* begin *
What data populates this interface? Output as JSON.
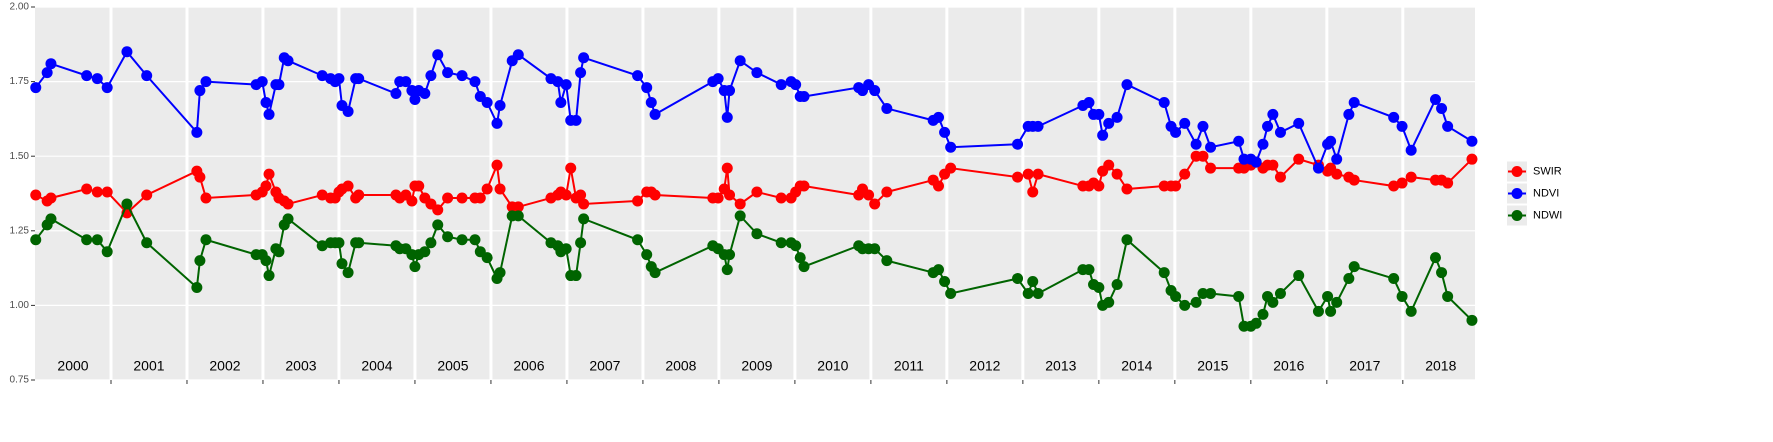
{
  "chart_data": {
    "type": "line",
    "x": [
      2000.01,
      2000.16,
      2000.21,
      2000.68,
      2000.82,
      2000.95,
      2001.21,
      2001.47,
      2002.13,
      2002.17,
      2002.25,
      2002.91,
      2002.99,
      2003.04,
      2003.08,
      2003.17,
      2003.21,
      2003.28,
      2003.33,
      2003.78,
      2003.89,
      2003.95,
      2004.0,
      2004.04,
      2004.12,
      2004.22,
      2004.26,
      2004.75,
      2004.8,
      2004.88,
      2004.96,
      2005.0,
      2005.05,
      2005.13,
      2005.21,
      2005.3,
      2005.43,
      2005.62,
      2005.79,
      2005.86,
      2005.95,
      2006.08,
      2006.12,
      2006.28,
      2006.36,
      2006.79,
      2006.88,
      2006.92,
      2006.99,
      2007.05,
      2007.12,
      2007.18,
      2007.22,
      2007.93,
      2008.05,
      2008.11,
      2008.16,
      2008.92,
      2008.99,
      2009.07,
      2009.11,
      2009.14,
      2009.28,
      2009.5,
      2009.82,
      2009.95,
      2010.01,
      2010.07,
      2010.12,
      2010.84,
      2010.89,
      2010.97,
      2011.05,
      2011.21,
      2011.82,
      2011.89,
      2011.97,
      2012.05,
      2012.93,
      2013.07,
      2013.13,
      2013.2,
      2013.79,
      2013.87,
      2013.93,
      2014.0,
      2014.05,
      2014.13,
      2014.24,
      2014.37,
      2014.86,
      2014.95,
      2015.01,
      2015.13,
      2015.28,
      2015.37,
      2015.47,
      2015.84,
      2015.91,
      2016.0,
      2016.07,
      2016.16,
      2016.22,
      2016.29,
      2016.39,
      2016.63,
      2016.89,
      2017.01,
      2017.05,
      2017.13,
      2017.29,
      2017.36,
      2017.88,
      2017.99,
      2018.11,
      2018.43,
      2018.51,
      2018.59,
      2018.91
    ],
    "series": [
      {
        "name": "SWIR",
        "color": "#ff0000",
        "values": [
          1.37,
          1.35,
          1.36,
          1.39,
          1.38,
          1.38,
          1.31,
          1.37,
          1.45,
          1.43,
          1.36,
          1.37,
          1.38,
          1.4,
          1.44,
          1.38,
          1.36,
          1.35,
          1.34,
          1.37,
          1.36,
          1.36,
          1.38,
          1.39,
          1.4,
          1.36,
          1.37,
          1.37,
          1.36,
          1.37,
          1.35,
          1.4,
          1.4,
          1.36,
          1.34,
          1.32,
          1.36,
          1.36,
          1.36,
          1.36,
          1.39,
          1.47,
          1.39,
          1.33,
          1.33,
          1.36,
          1.37,
          1.38,
          1.37,
          1.46,
          1.36,
          1.37,
          1.34,
          1.35,
          1.38,
          1.38,
          1.37,
          1.36,
          1.36,
          1.39,
          1.46,
          1.37,
          1.34,
          1.38,
          1.36,
          1.36,
          1.38,
          1.4,
          1.4,
          1.37,
          1.39,
          1.37,
          1.34,
          1.38,
          1.42,
          1.4,
          1.44,
          1.46,
          1.43,
          1.44,
          1.38,
          1.44,
          1.4,
          1.4,
          1.41,
          1.4,
          1.45,
          1.47,
          1.44,
          1.39,
          1.4,
          1.4,
          1.4,
          1.44,
          1.5,
          1.5,
          1.46,
          1.46,
          1.46,
          1.47,
          1.48,
          1.46,
          1.47,
          1.47,
          1.43,
          1.49,
          1.47,
          1.45,
          1.46,
          1.44,
          1.43,
          1.42,
          1.4,
          1.41,
          1.43,
          1.42,
          1.42,
          1.41,
          1.49
        ]
      },
      {
        "name": "NDVI",
        "color": "#0000ff",
        "values": [
          1.73,
          1.78,
          1.81,
          1.77,
          1.76,
          1.73,
          1.85,
          1.77,
          1.58,
          1.72,
          1.75,
          1.74,
          1.75,
          1.68,
          1.64,
          1.74,
          1.74,
          1.83,
          1.82,
          1.77,
          1.76,
          1.75,
          1.76,
          1.67,
          1.65,
          1.76,
          1.76,
          1.71,
          1.75,
          1.75,
          1.72,
          1.69,
          1.72,
          1.71,
          1.77,
          1.84,
          1.78,
          1.77,
          1.75,
          1.7,
          1.68,
          1.61,
          1.67,
          1.82,
          1.84,
          1.76,
          1.75,
          1.68,
          1.74,
          1.62,
          1.62,
          1.78,
          1.83,
          1.77,
          1.73,
          1.68,
          1.64,
          1.75,
          1.76,
          1.72,
          1.63,
          1.72,
          1.82,
          1.78,
          1.74,
          1.75,
          1.74,
          1.7,
          1.7,
          1.73,
          1.72,
          1.74,
          1.72,
          1.66,
          1.62,
          1.63,
          1.58,
          1.53,
          1.54,
          1.6,
          1.6,
          1.6,
          1.67,
          1.68,
          1.64,
          1.64,
          1.57,
          1.61,
          1.63,
          1.74,
          1.68,
          1.6,
          1.58,
          1.61,
          1.54,
          1.6,
          1.53,
          1.55,
          1.49,
          1.49,
          1.48,
          1.54,
          1.6,
          1.64,
          1.58,
          1.61,
          1.46,
          1.54,
          1.55,
          1.49,
          1.64,
          1.68,
          1.63,
          1.6,
          1.52,
          1.69,
          1.66,
          1.6,
          1.55
        ]
      },
      {
        "name": "NDWI",
        "color": "#006400",
        "values": [
          1.22,
          1.27,
          1.29,
          1.22,
          1.22,
          1.18,
          1.34,
          1.21,
          1.06,
          1.15,
          1.22,
          1.17,
          1.17,
          1.15,
          1.1,
          1.19,
          1.18,
          1.27,
          1.29,
          1.2,
          1.21,
          1.21,
          1.21,
          1.14,
          1.11,
          1.21,
          1.21,
          1.2,
          1.19,
          1.19,
          1.17,
          1.13,
          1.17,
          1.18,
          1.21,
          1.27,
          1.23,
          1.22,
          1.22,
          1.18,
          1.16,
          1.09,
          1.11,
          1.3,
          1.3,
          1.21,
          1.2,
          1.18,
          1.19,
          1.1,
          1.1,
          1.21,
          1.29,
          1.22,
          1.17,
          1.13,
          1.11,
          1.2,
          1.19,
          1.17,
          1.12,
          1.17,
          1.3,
          1.24,
          1.21,
          1.21,
          1.2,
          1.16,
          1.13,
          1.2,
          1.19,
          1.19,
          1.19,
          1.15,
          1.11,
          1.12,
          1.08,
          1.04,
          1.09,
          1.04,
          1.08,
          1.04,
          1.12,
          1.12,
          1.07,
          1.06,
          1.0,
          1.01,
          1.07,
          1.22,
          1.11,
          1.05,
          1.03,
          1.0,
          1.01,
          1.04,
          1.04,
          1.03,
          0.93,
          0.93,
          0.94,
          0.97,
          1.03,
          1.01,
          1.04,
          1.1,
          0.98,
          1.03,
          0.98,
          1.01,
          1.09,
          1.13,
          1.09,
          1.03,
          0.98,
          1.16,
          1.11,
          1.03,
          0.95
        ]
      }
    ],
    "xlim": [
      2000,
      2018.95
    ],
    "xticks": [
      {
        "value": 2000.5,
        "label": "2000"
      },
      {
        "value": 2001.5,
        "label": "2001"
      },
      {
        "value": 2002.5,
        "label": "2002"
      },
      {
        "value": 2003.5,
        "label": "2003"
      },
      {
        "value": 2004.5,
        "label": "2004"
      },
      {
        "value": 2005.5,
        "label": "2005"
      },
      {
        "value": 2006.5,
        "label": "2006"
      },
      {
        "value": 2007.5,
        "label": "2007"
      },
      {
        "value": 2008.5,
        "label": "2008"
      },
      {
        "value": 2009.5,
        "label": "2009"
      },
      {
        "value": 2010.5,
        "label": "2010"
      },
      {
        "value": 2011.5,
        "label": "2011"
      },
      {
        "value": 2012.5,
        "label": "2012"
      },
      {
        "value": 2013.5,
        "label": "2013"
      },
      {
        "value": 2014.5,
        "label": "2014"
      },
      {
        "value": 2015.5,
        "label": "2015"
      },
      {
        "value": 2016.5,
        "label": "2016"
      },
      {
        "value": 2017.5,
        "label": "2017"
      },
      {
        "value": 2018.5,
        "label": "2018"
      }
    ],
    "ylim": [
      0.75,
      2.0
    ],
    "yticks": [
      {
        "value": 0.75,
        "label": "0.75"
      },
      {
        "value": 1.0,
        "label": "1.00"
      },
      {
        "value": 1.25,
        "label": "1.25"
      },
      {
        "value": 1.5,
        "label": "1.50"
      },
      {
        "value": 1.75,
        "label": "1.75"
      },
      {
        "value": 2.0,
        "label": "2.00"
      }
    ],
    "grid": true,
    "legend": "right"
  }
}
* end *
# What the exercise asks
From the data above, pick out each line containing "color" and copy it.

# Answer to the task
        "color": "#ff0000",
        "color": "#0000ff",
        "color": "#006400",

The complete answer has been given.